## [Task requirements]
Write out the material exactly, with the pictures left out.

## [Dataset]
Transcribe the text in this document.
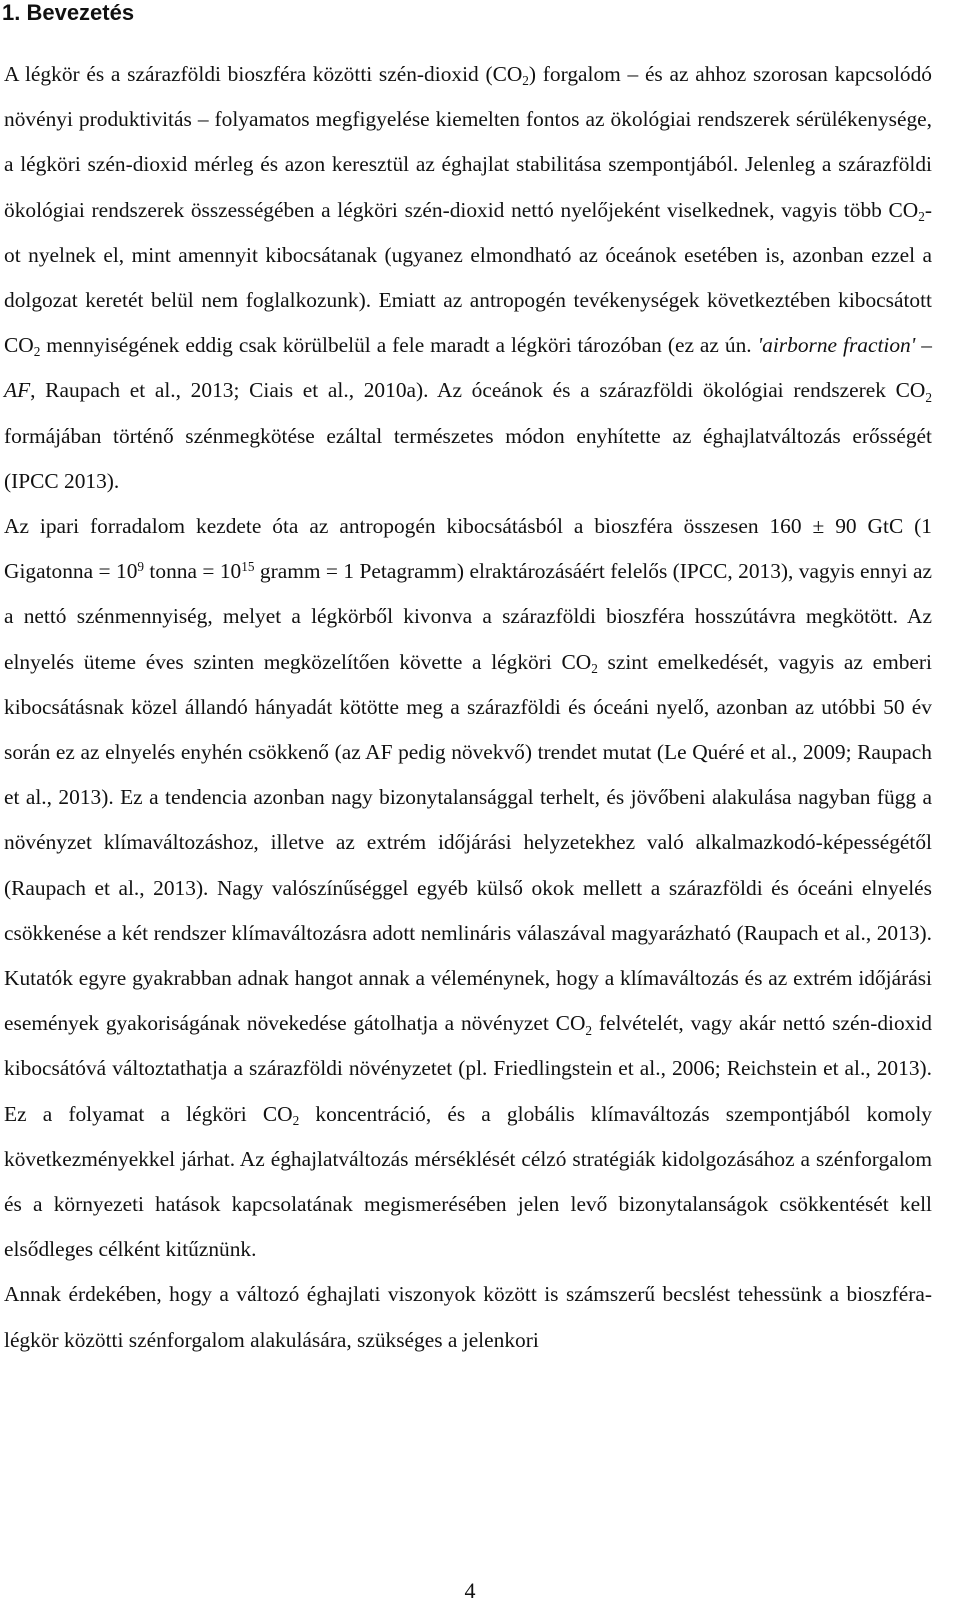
1. Bevezetés

A légkör és a szárazföldi bioszféra közötti szén-dioxid $(CO_2)$ forgalom – és az ahhoz szorosan kapcsolódó növényi produktivitás – folyamatos megfigyelése kiemelten fontos az ökológiai rendszerek sérülékenysége, a légköri szén-dioxid mérleg és azon keresztül az éghajlat stabilitása szempontjából. Jelenleg a szárazföldi ökológiai rendszerek összességében a légköri szén-dioxid nettó nyelőjeként viselkednek, vagyis több $CO_2-ot$ nyelnek el, mint amennyit kibocsátanak (ugyanez elmondható az óceánok esetében is, azonban ezzel a dolgozat keretét belül nem foglalkozunk). Emiatt az antropogén tevékenységek következtében kibocsátott $CO_2$ mennyiségének eddig csak körülbelül a fele maradt a légköri tározóban (ez az ún. 'airborne fraction' – AF, Raupach et al., 2013; Ciais et al., 2010a). Az óceánok és a szárazföldi ökológiai rendszerek $CO_2$ formájában történő szénmegkötése ezáltal természetes módon enyhítette az éghajlatváltozás erősségét (IPCC 2013).

Az ipari forradalom kezdete óta az antropogén kibocsátásból a bioszféra összesen 160 ± 90 GtC (1 Gigatonna = $10^9$ tonna = $10^{15}$ gramm = 1 Petagramm) elraktározásáért felelős (IPCC, 2013), vagyis ennyi az a nettó szénmennyiség, melyet a légkörből kivonva a szárazföldi bioszféra hosszútávra megkötött. Az elnyelés üteme éves szinten megközelítően követte a légköri $CO_2$ szint emelkedését, vagyis az emberi kibocsátásnak közel állandó hányadát kötötte meg a szárazföldi és óceáni nyelő, azonban az utóbbi 50 év során ez az elnyelés enyhén csökkenő (az AF pedig növekvő) trendet mutat (Le Quéré et al., 2009; Raupach et al., 2013). Ez a tendencia azonban nagy bizonytalansággal terhelt, és jövőbeni alakulása nagyban függ a növényzet klímaváltozáshoz, illetve az extrém időjárási helyzetekhez való alkalmazkodó-képességétől (Raupach et al., 2013). Nagy valószínűséggel egyéb külső okok mellett a szárazföldi és óceáni elnyelés csökkenése a két rendszer klímaváltozásra adott nemlináris válaszával magyarázható (Raupach et al., 2013). Kutatók egyre gyakrabban adnak hangot annak a véleménynek, hogy a klímaváltozás és az extrém időjárási események gyakoriságának növekedése gátolhatja a növényzet $CO_2$ felvételét, vagy akár nettó szén-dioxid kibocsátóvá változtathatja a szárazföldi növényzetet (pl. Friedlingstein et al., 2006; Reichstein et al., 2013). Ez a folyamat a légköri $CO_2$ koncentráció, és a globális klímaváltozás szempontjából komoly következményekkel járhat. Az éghajlatváltozás mérséklését célzó stratégiák kidolgozásához a szénforgalom és a környezeti hatások kapcsolatának megismerésében jelen levő bizonytalanságok csökkentését kell elsődleges célként kitűznünk.

Annak érdekében, hogy a változó éghajlati viszonyok között is számszerű becslést tehessünk a bioszféra-légkör közötti szénforgalom alakulására, szükséges a jelenkori

4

## [Reply]
Transcribe the text in this document.
1. Bevezetés

A légkör és a szárazföldi bioszféra közötti szén-dioxid $(CO_2)$ forgalom – és az ahhoz szorosan kapcsolódó növényi produktivitás – folyamatos megfigyelése kiemelten fontos az ökológiai rendszerek sérülékenysége, a légköri szén-dioxid mérleg és azon keresztül az éghajlat stabilitása szempontjából. Jelenleg a szárazföldi ökológiai rendszerek összességében a légköri szén-dioxid nettó nyelőjeként viselkednek, vagyis több $CO_2-ot$ nyelnek el, mint amennyit kibocsátanak (ugyanez elmondható az óceánok esetében is, azonban ezzel a dolgozat keretét belül nem foglalkozunk). Emiatt az antropogén tevékenységek következtében kibocsátott $CO_2$ mennyiségének eddig csak körülbelül a fele maradt a légköri tározóban (ez az ún. 'airborne fraction' – AF, Raupach et al., 2013; Ciais et al., 2010a). Az óceánok és a szárazföldi ökológiai rendszerek $CO_2$ formájában történő szénmegkötése ezáltal természetes módon enyhítette az éghajlatváltozás erősségét (IPCC 2013).

Az ipari forradalom kezdete óta az antropogén kibocsátásból a bioszféra összesen 160 ± 90 GtC (1 Gigatonna = $10^9$ tonna = $10^{15}$ gramm = 1 Petagramm) elraktározásáért felelős (IPCC, 2013), vagyis ennyi az a nettó szénmennyiség, melyet a légkörből kivonva a szárazföldi bioszféra hosszútávra megkötött. Az elnyelés üteme éves szinten megközelítően követte a légköri $CO_2$ szint emelkedését, vagyis az emberi kibocsátásnak közel állandó hányadát kötötte meg a szárazföldi és óceáni nyelő, azonban az utóbbi 50 év során ez az elnyelés enyhén csökkenő (az AF pedig növekvő) trendet mutat (Le Quéré et al., 2009; Raupach et al., 2013). Ez a tendencia azonban nagy bizonytalansággal terhelt, és jövőbeni alakulása nagyban függ a növényzet klímaváltozáshoz, illetve az extrém időjárási helyzetekhez való alkalmazkodó-képességétől (Raupach et al., 2013). Nagy valószínűséggel egyéb külső okok mellett a szárazföldi és óceáni elnyelés csökkenése a két rendszer klímaváltozásra adott nemlináris válaszával magyarázható (Raupach et al., 2013). Kutatók egyre gyakrabban adnak hangot annak a véleménynek, hogy a klímaváltozás és az extrém időjárási események gyakoriságának növekedése gátolhatja a növényzet $CO_2$ felvételét, vagy akár nettó szén-dioxid kibocsátóvá változtathatja a szárazföldi növényzetet (pl. Friedlingstein et al., 2006; Reichstein et al., 2013). Ez a folyamat a légköri $CO_2$ koncentráció, és a globális klímaváltozás szempontjából komoly következményekkel járhat. Az éghajlatváltozás mérséklését célzó stratégiák kidolgozásához a szénforgalom és a környezeti hatások kapcsolatának megismerésében jelen levő bizonytalanságok csökkentését kell elsődleges célként kitűznünk.

Annak érdekében, hogy a változó éghajlati viszonyok között is számszerű becslést tehessünk a bioszféra-légkör közötti szénforgalom alakulására, szükséges a jelenkori

4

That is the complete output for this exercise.